▸ Written request: Nothing in the data should change when you return it, but leave the pictures out.

########

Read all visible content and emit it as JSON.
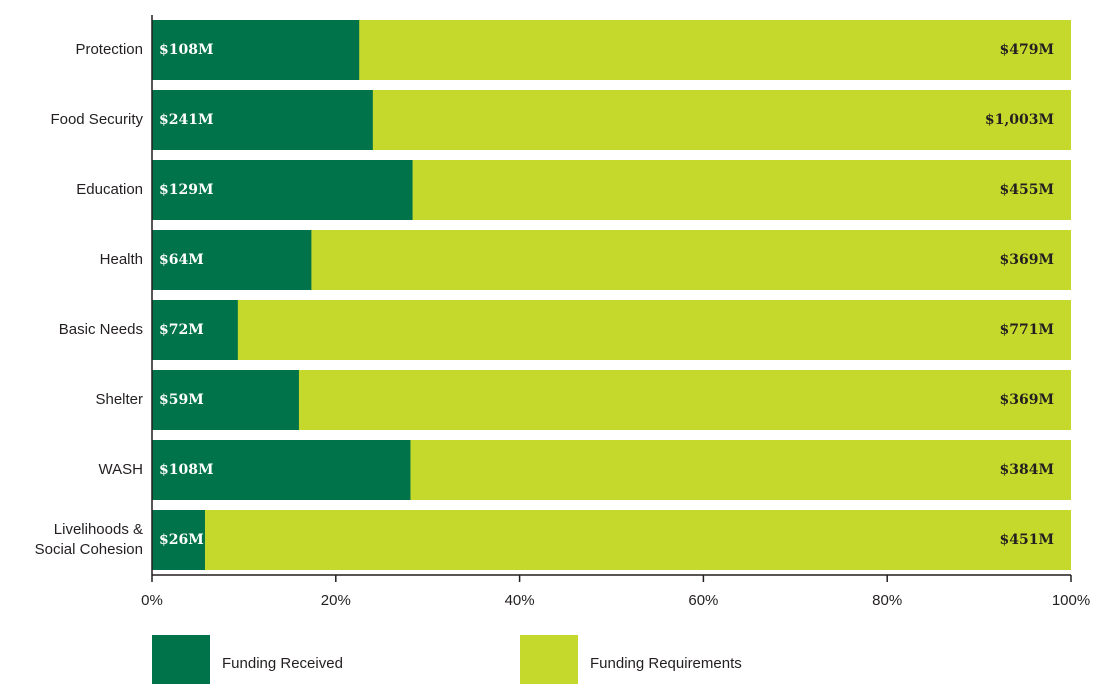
{
  "chart_data": {
    "type": "bar",
    "orientation": "horizontal",
    "stacking": "percent",
    "categories": [
      "Protection",
      "Food Security",
      "Education",
      "Health",
      "Basic Needs",
      "Shelter",
      "WASH",
      "Livelihoods & Social Cohesion"
    ],
    "series": [
      {
        "name": "Funding Received",
        "color": "#00734a",
        "label_color": "#ffffff",
        "values": [
          108,
          241,
          129,
          64,
          72,
          59,
          108,
          26
        ],
        "value_labels": [
          "$108M",
          "$241M",
          "$129M",
          "$64M",
          "$72M",
          "$59M",
          "$108M",
          "$26M"
        ]
      },
      {
        "name": "Funding Requirements",
        "color": "#c5d92d",
        "label_color": "#231f20",
        "values": [
          479,
          1003,
          455,
          369,
          771,
          369,
          384,
          451
        ],
        "value_labels": [
          "$479M",
          "$1,003M",
          "$455M",
          "$369M",
          "$771M",
          "$369M",
          "$384M",
          "$451M"
        ]
      }
    ],
    "xlim": [
      0,
      100
    ],
    "xticks": [
      {
        "value": 0,
        "label": "0%"
      },
      {
        "value": 20,
        "label": "20%"
      },
      {
        "value": 40,
        "label": "40%"
      },
      {
        "value": 60,
        "label": "60%"
      },
      {
        "value": 80,
        "label": "80%"
      },
      {
        "value": 100,
        "label": "100%"
      }
    ],
    "grid": false
  }
}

########

▸ Exercise result:
Read all visible content and emit it as JSON.
{
  "chart_data": {
    "type": "bar",
    "orientation": "horizontal",
    "stacking": "percent",
    "categories": [
      "Protection",
      "Food Security",
      "Education",
      "Health",
      "Basic Needs",
      "Shelter",
      "WASH",
      "Livelihoods & Social Cohesion"
    ],
    "series": [
      {
        "name": "Funding Received",
        "color": "#00734a",
        "label_color": "#ffffff",
        "values": [
          108,
          241,
          129,
          64,
          72,
          59,
          108,
          26
        ],
        "value_labels": [
          "$108M",
          "$241M",
          "$129M",
          "$64M",
          "$72M",
          "$59M",
          "$108M",
          "$26M"
        ]
      },
      {
        "name": "Funding Requirements",
        "color": "#c5d92d",
        "label_color": "#231f20",
        "values": [
          479,
          1003,
          455,
          369,
          771,
          369,
          384,
          451
        ],
        "value_labels": [
          "$479M",
          "$1,003M",
          "$455M",
          "$369M",
          "$771M",
          "$369M",
          "$384M",
          "$451M"
        ]
      }
    ],
    "xlim": [
      0,
      100
    ],
    "xticks": [
      {
        "value": 0,
        "label": "0%"
      },
      {
        "value": 20,
        "label": "20%"
      },
      {
        "value": 40,
        "label": "40%"
      },
      {
        "value": 60,
        "label": "60%"
      },
      {
        "value": 80,
        "label": "80%"
      },
      {
        "value": 100,
        "label": "100%"
      }
    ],
    "grid": false
  }
}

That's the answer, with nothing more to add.